[Element and region listings]
* * * * *

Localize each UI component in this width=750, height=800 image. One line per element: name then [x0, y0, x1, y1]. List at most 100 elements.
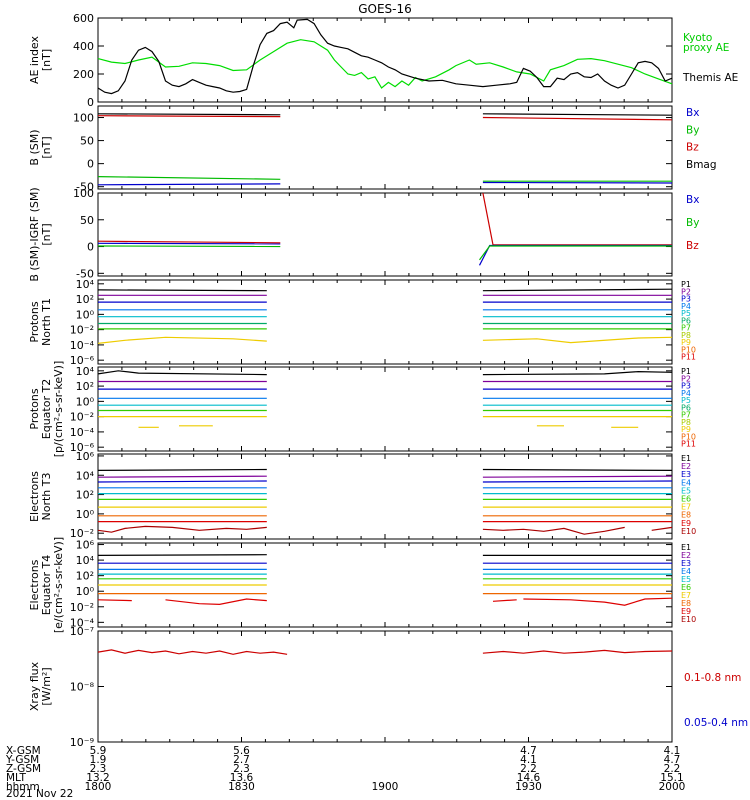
legend-entry: E7 — [681, 591, 691, 600]
y-tick-label: 10⁻² — [70, 411, 94, 424]
footer-row-label: Z-GSM — [6, 763, 41, 775]
y-axis-label: B (SM) — [28, 129, 41, 165]
panel-frame — [97, 17, 673, 103]
y-axis-label: [nT] — [40, 49, 53, 71]
legend-entry: E2 — [681, 462, 691, 471]
legend-entry: P4 — [681, 389, 691, 398]
series-line — [165, 598, 267, 606]
series-line — [97, 599, 132, 602]
legend-entry: E3 — [681, 559, 691, 568]
y-tick-label: 10² — [76, 380, 94, 393]
series-line — [482, 480, 673, 483]
series-line — [479, 245, 672, 261]
y-tick-label: 10⁰ — [76, 308, 95, 321]
y-axis-label: [W/m²] — [40, 667, 53, 705]
y-tick-label: 200 — [73, 68, 94, 81]
legend-entry: P6 — [681, 316, 691, 325]
panel-frame — [97, 192, 673, 277]
legend-entry: E4 — [681, 478, 691, 487]
footer-value: 5.6 — [233, 745, 250, 757]
legend-entry: Bx — [686, 107, 699, 119]
panel-electrons_t4: 10⁻⁴ 10⁻² 10⁰ 10² 10⁴ 10⁶ Electrons Equator T4[… — [28, 537, 696, 633]
legend-entry: 0.1-0.8 nm — [684, 672, 741, 684]
legend-entry: P9 — [681, 425, 691, 434]
y-tick-label: -50 — [76, 267, 94, 280]
y-axis-label: [e/(cm²-s-sr-keV)] — [52, 537, 65, 633]
legend-entry: E1 — [681, 454, 691, 463]
legend-entry: E8 — [681, 511, 691, 520]
y-tick-label: 10⁻² — [70, 527, 94, 540]
panel-b_igrf: -50 0 50 100 B (SM)-IGRF (SM) [nT] Bx By Bz — [28, 187, 699, 282]
y-tick-label: 10⁴ — [76, 365, 95, 378]
panel-protons_t1: 10⁻⁶ 10⁻⁴ 10⁻² 10⁰ 10² 10⁴ Protons North T1 P1P2… — [28, 278, 696, 367]
legend-entry: Themis AE — [682, 72, 738, 84]
series-line — [97, 18, 673, 95]
series-line — [97, 289, 267, 292]
y-tick-label: -50 — [76, 181, 94, 194]
legend-entry: P10 — [681, 345, 696, 354]
legend-entry: P2 — [681, 374, 691, 383]
y-axis-label: North T3 — [40, 473, 53, 521]
legend-entry: E3 — [681, 470, 691, 479]
legend-entry: E7 — [681, 503, 691, 512]
footer-value: 13.2 — [86, 772, 109, 784]
legend-entry: E5 — [681, 486, 691, 495]
legend-entry: E10 — [681, 527, 696, 536]
footer-value: 13.6 — [230, 772, 254, 784]
series-line — [97, 336, 267, 344]
legend-entry: P5 — [681, 396, 691, 405]
legend-entry: By — [686, 124, 699, 136]
y-tick-label: 100 — [73, 187, 94, 200]
series-line — [97, 475, 267, 478]
footer-value: 2.3 — [90, 763, 107, 775]
y-tick-label: 600 — [73, 12, 94, 25]
footer-value: 4.1 — [520, 754, 537, 766]
y-tick-label: 100 — [73, 112, 94, 125]
series-line — [482, 526, 625, 535]
y-axis-label: [nT] — [40, 223, 53, 245]
footer-value: 1800 — [85, 781, 112, 793]
legend-entry: Kyoto — [683, 32, 712, 44]
y-tick-label: 10⁻⁴ — [70, 339, 95, 352]
legend-entry: P3 — [681, 295, 691, 304]
panel-frame — [97, 630, 673, 743]
legend-entry: P1 — [681, 367, 691, 376]
legend-entry: Bmag — [686, 159, 717, 171]
legend-entry: By — [686, 217, 699, 229]
series-line — [482, 336, 673, 344]
footer-value: 1930 — [515, 781, 542, 793]
series-line — [482, 192, 672, 246]
series-line — [97, 240, 281, 244]
y-tick-label: 10⁻² — [70, 601, 94, 614]
series-line — [482, 475, 673, 478]
y-tick-label: 10⁰ — [76, 508, 95, 521]
y-tick-label: 10⁴ — [76, 554, 95, 567]
series-line — [97, 183, 281, 186]
y-tick-label: 10⁻² — [70, 324, 94, 337]
footer-value: 4.7 — [664, 754, 681, 766]
series-line — [97, 115, 281, 118]
footer-value: 2.2 — [520, 763, 537, 775]
legend-entry: E9 — [681, 519, 691, 528]
y-tick-label: 10⁰ — [76, 395, 95, 408]
y-tick-label: 0 — [87, 96, 94, 109]
plot-title: GOES-16 — [358, 2, 412, 16]
y-axis-label: Equator T2 — [40, 379, 53, 439]
legend-entry: E6 — [681, 495, 691, 504]
y-tick-label: 10⁻⁷ — [70, 625, 94, 638]
series-line — [482, 113, 673, 116]
y-tick-label: 50 — [80, 135, 94, 148]
y-tick-label: 10⁻⁴ — [70, 426, 95, 439]
footer-value: 14.6 — [517, 772, 541, 784]
y-tick-label: 10⁻⁶ — [70, 354, 95, 367]
y-tick-label: 10⁴ — [76, 278, 95, 291]
y-axis-label: Electrons — [28, 471, 41, 522]
series-line — [97, 468, 267, 471]
legend-entry: E10 — [681, 615, 696, 624]
y-tick-label: 10² — [76, 570, 94, 583]
legend-entry: P4 — [681, 302, 691, 311]
legend-entry: P2 — [681, 287, 691, 296]
series-line — [651, 526, 673, 531]
y-axis-label: B (SM)-IGRF (SM) — [28, 187, 41, 281]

* * * * *

• _What is asked_:
Print all of the records above line for line and word for word, omitting the pictures.

• _Output for this task_:
Localize each UI component in this width=750, height=800 image. One line per element: name then [x0, y0, x1, y1]. List at most 100 elements.
legend-entry: E7 — [681, 591, 691, 600]
y-tick-label: 10⁻² — [70, 411, 94, 424]
footer-row-label: Z-GSM — [6, 763, 41, 775]
y-axis-label: B (SM) — [28, 129, 41, 165]
panel-frame — [97, 17, 673, 103]
y-axis-label: [nT] — [40, 49, 53, 71]
legend-entry: E2 — [681, 462, 691, 471]
legend-entry: P4 — [681, 389, 691, 398]
series-line — [165, 598, 267, 606]
series-line — [97, 599, 132, 602]
legend-entry: E3 — [681, 559, 691, 568]
y-tick-label: 10² — [76, 380, 94, 393]
series-line — [482, 480, 673, 483]
series-line — [479, 245, 672, 261]
y-tick-label: 10⁰ — [76, 308, 95, 321]
y-axis-label: [W/m²] — [40, 667, 53, 705]
y-tick-label: 200 — [73, 68, 94, 81]
legend-entry: P6 — [681, 316, 691, 325]
panel-frame — [97, 192, 673, 277]
legend-entry: E4 — [681, 478, 691, 487]
footer-value: 5.6 — [233, 745, 250, 757]
legend-entry: Bx — [686, 107, 699, 119]
panel-electrons_t4: 10⁻⁴ 10⁻² 10⁰ 10² 10⁴ 10⁶ Electrons Equator T4[… — [28, 537, 696, 633]
legend-entry: 0.1-0.8 nm — [684, 672, 741, 684]
legend-entry: P9 — [681, 425, 691, 434]
y-tick-label: -50 — [76, 267, 94, 280]
y-axis-label: [e/(cm²-s-sr-keV)] — [52, 537, 65, 633]
legend-entry: E1 — [681, 454, 691, 463]
legend-entry: E8 — [681, 511, 691, 520]
y-tick-label: 10⁻² — [70, 527, 94, 540]
panel-b_igrf: -50 0 50 100 B (SM)-IGRF (SM) [nT] Bx By Bz — [28, 187, 699, 282]
y-tick-label: 10⁴ — [76, 365, 95, 378]
panel-protons_t1: 10⁻⁶ 10⁻⁴ 10⁻² 10⁰ 10² 10⁴ Protons North T1 P1P2… — [28, 278, 696, 367]
legend-entry: Themis AE — [682, 72, 738, 84]
series-line — [97, 18, 673, 95]
series-line — [97, 289, 267, 292]
y-tick-label: -50 — [76, 181, 94, 194]
legend-entry: P10 — [681, 345, 696, 354]
legend-entry: P2 — [681, 374, 691, 383]
y-axis-label: North T3 — [40, 473, 53, 521]
legend-entry: E3 — [681, 470, 691, 479]
legend-entry: E7 — [681, 503, 691, 512]
footer-value: 13.2 — [86, 772, 109, 784]
legend-entry: E5 — [681, 486, 691, 495]
legend-entry: E10 — [681, 527, 696, 536]
footer-value: 13.6 — [230, 772, 254, 784]
series-line — [97, 336, 267, 344]
legend-entry: P5 — [681, 396, 691, 405]
legend-entry: By — [686, 124, 699, 136]
y-tick-label: 100 — [73, 187, 94, 200]
series-line — [97, 475, 267, 478]
footer-value: 2.3 — [90, 763, 107, 775]
y-tick-label: 600 — [73, 12, 94, 25]
footer-value: 4.1 — [520, 754, 537, 766]
y-tick-label: 100 — [73, 112, 94, 125]
series-line — [482, 526, 625, 535]
y-axis-label: [nT] — [40, 223, 53, 245]
footer-value: 1800 — [85, 781, 112, 793]
legend-entry: Kyoto — [683, 32, 712, 44]
y-tick-label: 10⁻⁴ — [70, 339, 95, 352]
legend-entry: P3 — [681, 295, 691, 304]
panel-frame — [97, 630, 673, 743]
legend-entry: P1 — [681, 367, 691, 376]
legend-entry: Bmag — [686, 159, 717, 171]
legend-entry: By — [686, 217, 699, 229]
series-line — [482, 336, 673, 344]
footer-value: 1930 — [515, 781, 542, 793]
series-line — [482, 192, 672, 246]
series-line — [97, 240, 281, 244]
y-tick-label: 10⁻² — [70, 601, 94, 614]
series-line — [482, 475, 673, 478]
y-tick-label: 10⁰ — [76, 508, 95, 521]
y-tick-label: 10⁴ — [76, 554, 95, 567]
series-line — [97, 183, 281, 186]
y-tick-label: 10⁻² — [70, 324, 94, 337]
footer-value: 4.7 — [664, 754, 681, 766]
series-line — [97, 115, 281, 118]
footer-value: 2.2 — [520, 763, 537, 775]
legend-entry: E9 — [681, 519, 691, 528]
y-tick-label: 10⁰ — [76, 395, 95, 408]
y-tick-label: 0 — [87, 96, 94, 109]
plot-title: GOES-16 — [358, 2, 412, 16]
y-axis-label: Equator T2 — [40, 379, 53, 439]
legend-entry: E6 — [681, 495, 691, 504]
y-tick-label: 10⁻⁷ — [70, 625, 94, 638]
series-line — [482, 113, 673, 116]
y-tick-label: 50 — [80, 135, 94, 148]
y-tick-label: 10⁻⁴ — [70, 426, 95, 439]
footer-value: 14.6 — [517, 772, 541, 784]
y-tick-label: 10⁻⁶ — [70, 354, 95, 367]
y-tick-label: 10⁴ — [76, 278, 95, 291]
y-axis-label: Electrons — [28, 471, 41, 522]
series-line — [97, 468, 267, 471]
legend-entry: E10 — [681, 615, 696, 624]
y-tick-label: 10² — [76, 570, 94, 583]
legend-entry: P4 — [681, 302, 691, 311]
legend-entry: P2 — [681, 287, 691, 296]
series-line — [651, 526, 673, 531]
y-axis-label: B (SM)-IGRF (SM) — [28, 187, 41, 281]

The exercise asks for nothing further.